** EXERCISE MATERIAL **
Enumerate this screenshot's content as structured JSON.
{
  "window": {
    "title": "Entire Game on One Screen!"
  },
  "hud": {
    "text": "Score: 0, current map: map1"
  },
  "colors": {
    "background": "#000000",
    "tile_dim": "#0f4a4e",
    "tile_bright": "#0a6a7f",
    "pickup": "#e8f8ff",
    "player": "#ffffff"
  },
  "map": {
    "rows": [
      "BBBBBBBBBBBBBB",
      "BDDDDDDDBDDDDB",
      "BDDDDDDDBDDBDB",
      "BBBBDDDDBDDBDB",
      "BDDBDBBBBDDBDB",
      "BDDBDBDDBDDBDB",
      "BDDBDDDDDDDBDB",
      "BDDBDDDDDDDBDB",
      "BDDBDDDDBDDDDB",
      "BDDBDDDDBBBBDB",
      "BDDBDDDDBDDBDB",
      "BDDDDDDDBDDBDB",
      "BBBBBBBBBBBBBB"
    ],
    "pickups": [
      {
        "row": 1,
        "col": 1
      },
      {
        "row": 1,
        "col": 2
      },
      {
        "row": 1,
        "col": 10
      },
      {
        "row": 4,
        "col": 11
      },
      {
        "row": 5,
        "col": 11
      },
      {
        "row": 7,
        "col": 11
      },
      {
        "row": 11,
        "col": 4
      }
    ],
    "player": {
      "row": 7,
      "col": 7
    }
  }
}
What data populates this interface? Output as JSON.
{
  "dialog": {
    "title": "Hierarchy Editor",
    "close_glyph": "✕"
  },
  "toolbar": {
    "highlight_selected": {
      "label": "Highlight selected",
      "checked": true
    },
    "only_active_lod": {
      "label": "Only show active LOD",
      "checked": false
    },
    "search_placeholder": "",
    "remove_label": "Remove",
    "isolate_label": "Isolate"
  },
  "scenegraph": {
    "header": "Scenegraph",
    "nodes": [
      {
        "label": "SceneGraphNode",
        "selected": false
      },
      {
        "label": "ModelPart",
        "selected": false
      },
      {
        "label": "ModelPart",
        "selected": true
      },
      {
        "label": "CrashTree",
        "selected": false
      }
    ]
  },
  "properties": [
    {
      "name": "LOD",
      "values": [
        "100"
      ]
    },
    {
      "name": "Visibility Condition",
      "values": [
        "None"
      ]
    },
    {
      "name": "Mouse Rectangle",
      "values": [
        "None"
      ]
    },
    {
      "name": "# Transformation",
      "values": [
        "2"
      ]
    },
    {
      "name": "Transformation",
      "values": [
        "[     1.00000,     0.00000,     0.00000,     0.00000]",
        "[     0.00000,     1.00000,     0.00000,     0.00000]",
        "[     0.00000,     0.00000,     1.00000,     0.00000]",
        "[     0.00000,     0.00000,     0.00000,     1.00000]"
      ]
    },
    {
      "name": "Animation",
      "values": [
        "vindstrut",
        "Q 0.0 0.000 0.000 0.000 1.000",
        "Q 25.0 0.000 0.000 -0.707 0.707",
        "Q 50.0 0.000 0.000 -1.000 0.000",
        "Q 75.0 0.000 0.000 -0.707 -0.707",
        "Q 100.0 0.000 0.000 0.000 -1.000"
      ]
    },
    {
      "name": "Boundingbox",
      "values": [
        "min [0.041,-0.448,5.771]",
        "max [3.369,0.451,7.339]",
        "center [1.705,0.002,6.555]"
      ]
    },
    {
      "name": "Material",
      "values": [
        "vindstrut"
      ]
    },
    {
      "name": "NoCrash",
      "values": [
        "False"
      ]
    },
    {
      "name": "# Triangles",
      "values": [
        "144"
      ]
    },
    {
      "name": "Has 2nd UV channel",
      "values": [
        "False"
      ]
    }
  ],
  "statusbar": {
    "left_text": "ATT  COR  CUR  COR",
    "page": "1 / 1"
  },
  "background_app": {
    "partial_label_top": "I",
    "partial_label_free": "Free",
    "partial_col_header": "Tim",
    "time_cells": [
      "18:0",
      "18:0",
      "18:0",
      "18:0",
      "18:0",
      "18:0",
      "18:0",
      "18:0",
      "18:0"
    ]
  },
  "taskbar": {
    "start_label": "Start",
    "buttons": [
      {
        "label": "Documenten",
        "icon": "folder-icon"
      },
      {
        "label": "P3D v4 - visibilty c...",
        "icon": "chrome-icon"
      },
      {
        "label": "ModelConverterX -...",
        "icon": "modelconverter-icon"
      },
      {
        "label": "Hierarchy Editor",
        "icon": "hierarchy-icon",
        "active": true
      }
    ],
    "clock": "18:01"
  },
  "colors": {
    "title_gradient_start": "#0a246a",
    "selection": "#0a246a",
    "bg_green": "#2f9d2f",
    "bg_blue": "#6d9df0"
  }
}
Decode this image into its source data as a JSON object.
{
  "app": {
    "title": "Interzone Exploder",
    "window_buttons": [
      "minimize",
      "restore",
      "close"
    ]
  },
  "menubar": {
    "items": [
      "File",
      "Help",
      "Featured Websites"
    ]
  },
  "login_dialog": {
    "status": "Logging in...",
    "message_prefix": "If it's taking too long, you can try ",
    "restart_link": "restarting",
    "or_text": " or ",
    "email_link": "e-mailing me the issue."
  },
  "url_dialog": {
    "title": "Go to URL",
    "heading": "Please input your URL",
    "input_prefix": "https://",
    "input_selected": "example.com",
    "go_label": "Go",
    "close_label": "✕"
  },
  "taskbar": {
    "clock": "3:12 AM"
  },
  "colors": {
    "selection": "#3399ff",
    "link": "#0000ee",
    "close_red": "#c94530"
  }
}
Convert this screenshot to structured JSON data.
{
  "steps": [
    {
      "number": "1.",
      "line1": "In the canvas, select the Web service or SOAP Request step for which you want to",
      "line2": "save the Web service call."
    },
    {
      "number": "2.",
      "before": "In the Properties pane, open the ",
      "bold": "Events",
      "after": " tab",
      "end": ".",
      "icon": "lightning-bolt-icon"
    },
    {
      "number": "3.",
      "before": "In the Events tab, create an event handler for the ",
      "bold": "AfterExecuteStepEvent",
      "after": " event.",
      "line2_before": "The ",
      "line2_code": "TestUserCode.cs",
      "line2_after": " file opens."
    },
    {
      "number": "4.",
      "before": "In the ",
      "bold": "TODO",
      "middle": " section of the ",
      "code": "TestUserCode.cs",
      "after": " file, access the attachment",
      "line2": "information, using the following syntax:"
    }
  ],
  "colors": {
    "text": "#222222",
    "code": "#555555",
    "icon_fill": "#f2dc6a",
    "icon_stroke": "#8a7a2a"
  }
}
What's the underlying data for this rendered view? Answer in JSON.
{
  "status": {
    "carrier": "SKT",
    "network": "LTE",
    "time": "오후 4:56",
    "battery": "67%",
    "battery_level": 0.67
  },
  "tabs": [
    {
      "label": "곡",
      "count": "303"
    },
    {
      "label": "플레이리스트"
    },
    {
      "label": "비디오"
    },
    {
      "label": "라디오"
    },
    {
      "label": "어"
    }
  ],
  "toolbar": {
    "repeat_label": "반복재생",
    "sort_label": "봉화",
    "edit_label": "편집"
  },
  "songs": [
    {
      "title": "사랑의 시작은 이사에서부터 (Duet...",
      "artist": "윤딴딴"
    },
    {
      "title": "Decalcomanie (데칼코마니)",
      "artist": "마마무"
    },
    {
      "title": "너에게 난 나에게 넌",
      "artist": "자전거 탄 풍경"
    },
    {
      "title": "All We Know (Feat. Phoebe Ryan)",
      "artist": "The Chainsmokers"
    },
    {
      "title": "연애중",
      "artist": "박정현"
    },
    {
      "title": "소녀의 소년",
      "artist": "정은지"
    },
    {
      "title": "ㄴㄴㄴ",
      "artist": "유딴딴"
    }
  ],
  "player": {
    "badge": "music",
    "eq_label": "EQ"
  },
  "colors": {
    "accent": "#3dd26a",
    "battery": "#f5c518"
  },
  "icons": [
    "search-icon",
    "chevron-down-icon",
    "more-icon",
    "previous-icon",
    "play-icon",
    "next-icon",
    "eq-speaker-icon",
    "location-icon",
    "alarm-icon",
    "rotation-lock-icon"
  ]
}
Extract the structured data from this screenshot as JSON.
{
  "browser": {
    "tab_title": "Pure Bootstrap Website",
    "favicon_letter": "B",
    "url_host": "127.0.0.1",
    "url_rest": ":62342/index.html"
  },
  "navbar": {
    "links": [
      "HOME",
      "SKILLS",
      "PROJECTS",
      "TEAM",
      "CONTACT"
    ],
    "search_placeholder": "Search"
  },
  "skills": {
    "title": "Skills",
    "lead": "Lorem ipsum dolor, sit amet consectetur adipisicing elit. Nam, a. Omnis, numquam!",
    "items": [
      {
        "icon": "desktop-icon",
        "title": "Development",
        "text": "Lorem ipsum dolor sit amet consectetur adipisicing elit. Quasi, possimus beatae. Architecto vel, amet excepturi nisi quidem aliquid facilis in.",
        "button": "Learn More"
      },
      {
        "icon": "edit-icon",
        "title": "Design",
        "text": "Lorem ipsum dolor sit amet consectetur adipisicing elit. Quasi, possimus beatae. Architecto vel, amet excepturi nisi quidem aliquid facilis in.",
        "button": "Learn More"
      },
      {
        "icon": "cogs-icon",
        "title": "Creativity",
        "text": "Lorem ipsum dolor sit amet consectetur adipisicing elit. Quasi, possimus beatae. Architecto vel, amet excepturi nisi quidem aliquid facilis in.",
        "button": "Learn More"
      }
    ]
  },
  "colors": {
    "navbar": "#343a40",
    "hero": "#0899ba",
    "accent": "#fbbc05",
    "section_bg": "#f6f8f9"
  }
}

** DIRECTIVE **
Pick out every line with the string "this" and copy it.

** EXERCISE RESULT **
Enumerate this screenshot's content as structured JSON.
What data populates this interface? Output as JSON.
Decode this image into its source data as a JSON object.
Convert this screenshot to structured JSON data.
What's the underlying data for this rendered view? Answer in JSON.
Extract the structured data from this screenshot as JSON.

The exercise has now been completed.